» Source data
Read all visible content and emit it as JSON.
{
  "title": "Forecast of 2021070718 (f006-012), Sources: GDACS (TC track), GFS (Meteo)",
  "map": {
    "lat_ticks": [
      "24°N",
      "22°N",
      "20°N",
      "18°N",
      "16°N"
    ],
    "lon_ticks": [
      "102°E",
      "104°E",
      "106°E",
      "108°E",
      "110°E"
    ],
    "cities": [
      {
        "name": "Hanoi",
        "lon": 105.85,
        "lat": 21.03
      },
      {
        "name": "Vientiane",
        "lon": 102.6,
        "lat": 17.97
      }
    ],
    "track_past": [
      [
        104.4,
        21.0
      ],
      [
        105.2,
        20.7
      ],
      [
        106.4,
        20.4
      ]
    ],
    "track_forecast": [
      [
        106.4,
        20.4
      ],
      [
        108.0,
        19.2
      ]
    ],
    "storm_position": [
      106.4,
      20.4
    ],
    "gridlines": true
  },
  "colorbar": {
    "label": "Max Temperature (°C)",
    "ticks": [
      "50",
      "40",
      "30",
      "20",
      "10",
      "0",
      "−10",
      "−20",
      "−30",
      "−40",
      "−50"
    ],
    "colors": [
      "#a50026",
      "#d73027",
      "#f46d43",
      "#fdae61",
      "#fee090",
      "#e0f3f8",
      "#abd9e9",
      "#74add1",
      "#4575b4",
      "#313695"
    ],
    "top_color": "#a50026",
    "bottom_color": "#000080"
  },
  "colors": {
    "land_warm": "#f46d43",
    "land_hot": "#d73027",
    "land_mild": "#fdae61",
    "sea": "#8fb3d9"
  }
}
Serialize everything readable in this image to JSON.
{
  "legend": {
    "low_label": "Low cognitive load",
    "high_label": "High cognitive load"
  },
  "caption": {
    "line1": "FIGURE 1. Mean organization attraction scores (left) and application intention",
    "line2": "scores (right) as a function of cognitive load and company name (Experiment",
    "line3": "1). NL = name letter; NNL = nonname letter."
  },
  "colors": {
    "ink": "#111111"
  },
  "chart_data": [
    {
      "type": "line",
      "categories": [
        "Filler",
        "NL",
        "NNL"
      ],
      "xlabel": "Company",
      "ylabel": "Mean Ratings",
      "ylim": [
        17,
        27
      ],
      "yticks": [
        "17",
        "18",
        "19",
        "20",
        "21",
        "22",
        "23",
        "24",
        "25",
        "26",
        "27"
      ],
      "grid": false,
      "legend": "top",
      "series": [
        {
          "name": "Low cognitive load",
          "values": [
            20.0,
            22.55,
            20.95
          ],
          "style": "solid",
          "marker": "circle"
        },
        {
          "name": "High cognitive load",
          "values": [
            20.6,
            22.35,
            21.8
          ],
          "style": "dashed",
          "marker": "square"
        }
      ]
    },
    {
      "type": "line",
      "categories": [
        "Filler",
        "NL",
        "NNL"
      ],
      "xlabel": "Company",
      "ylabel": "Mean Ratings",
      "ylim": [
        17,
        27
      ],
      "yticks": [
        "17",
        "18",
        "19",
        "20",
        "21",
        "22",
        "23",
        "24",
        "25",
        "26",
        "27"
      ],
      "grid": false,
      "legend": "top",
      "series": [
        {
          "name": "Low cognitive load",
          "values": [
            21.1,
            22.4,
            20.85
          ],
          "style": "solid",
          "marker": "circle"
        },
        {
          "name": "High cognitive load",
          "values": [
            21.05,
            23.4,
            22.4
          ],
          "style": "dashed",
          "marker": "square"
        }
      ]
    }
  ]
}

--

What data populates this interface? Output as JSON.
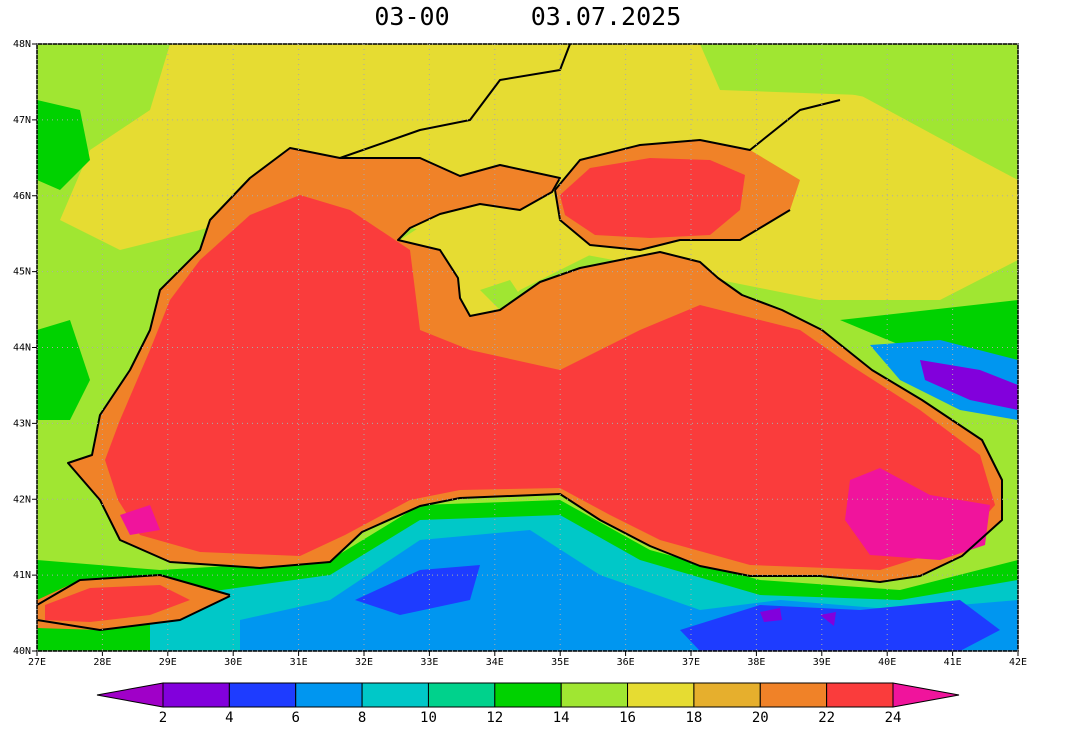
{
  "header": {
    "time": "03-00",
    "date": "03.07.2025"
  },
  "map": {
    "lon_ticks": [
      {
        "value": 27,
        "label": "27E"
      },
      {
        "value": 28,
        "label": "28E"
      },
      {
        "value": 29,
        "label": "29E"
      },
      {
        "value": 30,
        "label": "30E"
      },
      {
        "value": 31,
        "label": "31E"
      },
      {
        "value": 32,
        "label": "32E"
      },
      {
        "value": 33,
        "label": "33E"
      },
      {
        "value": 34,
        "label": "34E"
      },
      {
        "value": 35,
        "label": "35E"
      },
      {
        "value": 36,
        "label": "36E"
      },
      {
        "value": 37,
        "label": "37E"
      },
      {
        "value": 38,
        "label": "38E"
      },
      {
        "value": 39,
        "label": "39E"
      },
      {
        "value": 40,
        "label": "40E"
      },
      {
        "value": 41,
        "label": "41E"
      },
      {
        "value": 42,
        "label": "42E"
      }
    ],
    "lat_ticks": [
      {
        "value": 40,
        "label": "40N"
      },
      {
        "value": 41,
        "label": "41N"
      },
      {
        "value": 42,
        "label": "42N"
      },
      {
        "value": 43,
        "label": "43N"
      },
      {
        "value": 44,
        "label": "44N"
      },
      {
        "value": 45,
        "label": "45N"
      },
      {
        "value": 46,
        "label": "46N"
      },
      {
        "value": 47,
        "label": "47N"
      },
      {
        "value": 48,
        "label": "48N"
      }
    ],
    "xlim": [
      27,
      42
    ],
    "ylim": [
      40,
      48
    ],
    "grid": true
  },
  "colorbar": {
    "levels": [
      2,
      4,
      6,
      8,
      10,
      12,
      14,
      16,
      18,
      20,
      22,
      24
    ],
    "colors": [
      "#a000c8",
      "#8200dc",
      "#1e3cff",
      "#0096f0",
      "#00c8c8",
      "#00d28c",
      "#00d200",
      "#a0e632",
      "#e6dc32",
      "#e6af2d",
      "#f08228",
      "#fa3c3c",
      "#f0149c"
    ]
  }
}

--

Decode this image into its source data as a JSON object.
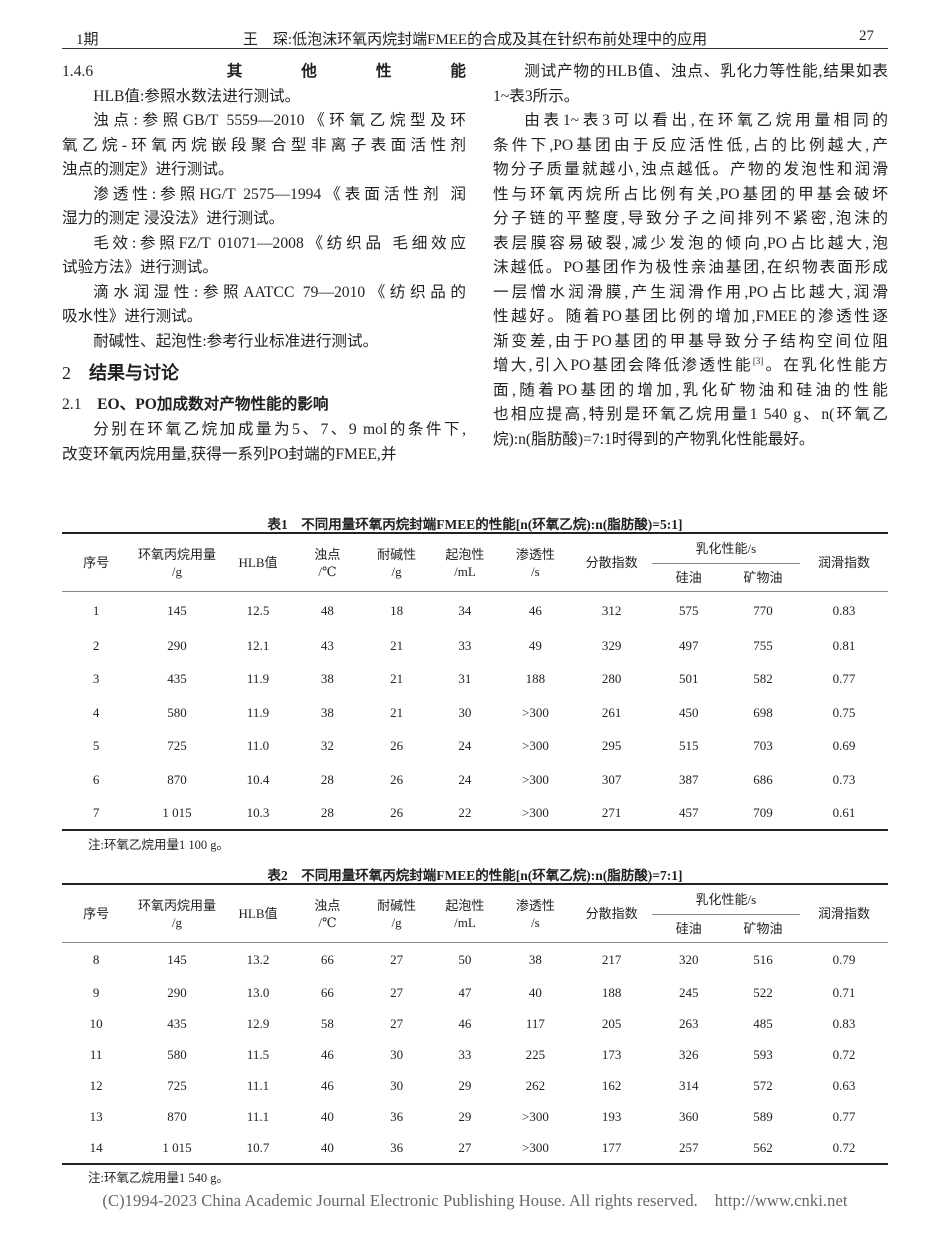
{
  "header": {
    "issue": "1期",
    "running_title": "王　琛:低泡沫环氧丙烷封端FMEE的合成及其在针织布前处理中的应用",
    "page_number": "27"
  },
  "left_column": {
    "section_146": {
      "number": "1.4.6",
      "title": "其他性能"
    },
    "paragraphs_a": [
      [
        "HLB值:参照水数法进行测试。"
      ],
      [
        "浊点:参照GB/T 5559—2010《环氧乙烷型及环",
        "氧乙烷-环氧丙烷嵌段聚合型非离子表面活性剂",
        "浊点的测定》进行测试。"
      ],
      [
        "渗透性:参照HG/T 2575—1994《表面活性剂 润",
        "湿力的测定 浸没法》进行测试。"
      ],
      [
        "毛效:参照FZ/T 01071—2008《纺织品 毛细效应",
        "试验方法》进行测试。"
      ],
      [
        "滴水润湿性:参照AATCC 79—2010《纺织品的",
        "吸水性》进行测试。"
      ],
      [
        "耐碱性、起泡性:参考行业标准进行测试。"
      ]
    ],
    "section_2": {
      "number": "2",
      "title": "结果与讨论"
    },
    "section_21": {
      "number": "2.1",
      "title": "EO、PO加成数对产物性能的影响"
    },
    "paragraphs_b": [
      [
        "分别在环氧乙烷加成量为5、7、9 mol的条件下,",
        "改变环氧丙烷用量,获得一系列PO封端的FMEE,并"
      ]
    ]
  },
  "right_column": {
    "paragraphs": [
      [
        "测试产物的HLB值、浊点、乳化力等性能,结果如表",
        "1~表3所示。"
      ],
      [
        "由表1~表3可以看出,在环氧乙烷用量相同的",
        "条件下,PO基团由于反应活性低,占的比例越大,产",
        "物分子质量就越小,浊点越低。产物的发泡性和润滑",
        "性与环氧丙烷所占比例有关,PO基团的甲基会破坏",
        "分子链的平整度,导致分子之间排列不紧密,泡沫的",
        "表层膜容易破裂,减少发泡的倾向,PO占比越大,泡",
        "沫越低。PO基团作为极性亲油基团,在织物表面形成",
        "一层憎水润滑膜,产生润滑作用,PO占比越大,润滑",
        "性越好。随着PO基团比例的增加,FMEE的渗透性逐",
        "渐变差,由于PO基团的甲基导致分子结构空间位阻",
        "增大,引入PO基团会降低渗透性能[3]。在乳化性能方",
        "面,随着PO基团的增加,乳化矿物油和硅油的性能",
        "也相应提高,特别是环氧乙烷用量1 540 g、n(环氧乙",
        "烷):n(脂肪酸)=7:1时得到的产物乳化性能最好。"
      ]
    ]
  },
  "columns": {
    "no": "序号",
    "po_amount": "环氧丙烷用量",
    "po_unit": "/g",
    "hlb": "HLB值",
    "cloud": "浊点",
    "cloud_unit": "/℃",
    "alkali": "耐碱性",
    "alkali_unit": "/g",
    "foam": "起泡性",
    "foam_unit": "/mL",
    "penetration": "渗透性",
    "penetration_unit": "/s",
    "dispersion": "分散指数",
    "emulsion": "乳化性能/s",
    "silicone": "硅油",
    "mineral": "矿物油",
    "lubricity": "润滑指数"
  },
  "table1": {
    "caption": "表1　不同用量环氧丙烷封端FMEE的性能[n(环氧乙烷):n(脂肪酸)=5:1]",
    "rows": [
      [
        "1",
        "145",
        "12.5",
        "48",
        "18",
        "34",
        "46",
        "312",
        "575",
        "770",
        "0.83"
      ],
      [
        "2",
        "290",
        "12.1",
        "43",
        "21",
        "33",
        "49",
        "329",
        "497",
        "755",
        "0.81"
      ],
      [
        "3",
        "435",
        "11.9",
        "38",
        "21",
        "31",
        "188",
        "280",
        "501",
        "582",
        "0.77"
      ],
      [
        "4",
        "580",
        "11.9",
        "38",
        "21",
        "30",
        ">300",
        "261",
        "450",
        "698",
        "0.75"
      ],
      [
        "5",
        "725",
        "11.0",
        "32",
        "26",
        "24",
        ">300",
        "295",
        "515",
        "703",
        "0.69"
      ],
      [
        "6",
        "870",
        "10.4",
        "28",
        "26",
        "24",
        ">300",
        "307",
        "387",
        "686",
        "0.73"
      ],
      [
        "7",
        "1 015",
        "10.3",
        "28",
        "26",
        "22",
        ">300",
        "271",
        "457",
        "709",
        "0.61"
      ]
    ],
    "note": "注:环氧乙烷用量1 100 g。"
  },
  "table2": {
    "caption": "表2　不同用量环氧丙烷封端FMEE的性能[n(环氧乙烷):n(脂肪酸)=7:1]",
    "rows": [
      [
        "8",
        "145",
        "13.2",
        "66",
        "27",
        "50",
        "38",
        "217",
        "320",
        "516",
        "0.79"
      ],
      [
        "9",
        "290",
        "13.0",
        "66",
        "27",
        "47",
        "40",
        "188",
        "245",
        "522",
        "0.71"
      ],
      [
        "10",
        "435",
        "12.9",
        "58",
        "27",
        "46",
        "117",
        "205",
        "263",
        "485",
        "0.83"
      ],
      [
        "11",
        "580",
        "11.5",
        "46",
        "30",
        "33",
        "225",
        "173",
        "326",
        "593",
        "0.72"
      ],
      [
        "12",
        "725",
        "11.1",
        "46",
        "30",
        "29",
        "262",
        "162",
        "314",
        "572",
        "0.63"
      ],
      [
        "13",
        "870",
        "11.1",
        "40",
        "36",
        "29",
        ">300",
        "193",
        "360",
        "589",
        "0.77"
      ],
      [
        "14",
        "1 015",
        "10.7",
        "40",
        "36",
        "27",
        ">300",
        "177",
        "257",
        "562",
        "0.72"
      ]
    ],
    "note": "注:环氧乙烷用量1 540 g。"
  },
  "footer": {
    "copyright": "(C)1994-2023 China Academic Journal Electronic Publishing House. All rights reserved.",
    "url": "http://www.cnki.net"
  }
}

» Task directions
Pick out the lines that include the word "load" and write them out.

» Answer for the task
    "low_label": "Low cognitive load",
    "high_label": "High cognitive load"
    "line2": "scores (right) as a function of cognitive load and company name (Experiment",
          "name": "Low cognitive load",
          "name": "High cognitive load",
          "name": "Low cognitive load",
          "name": "High cognitive load",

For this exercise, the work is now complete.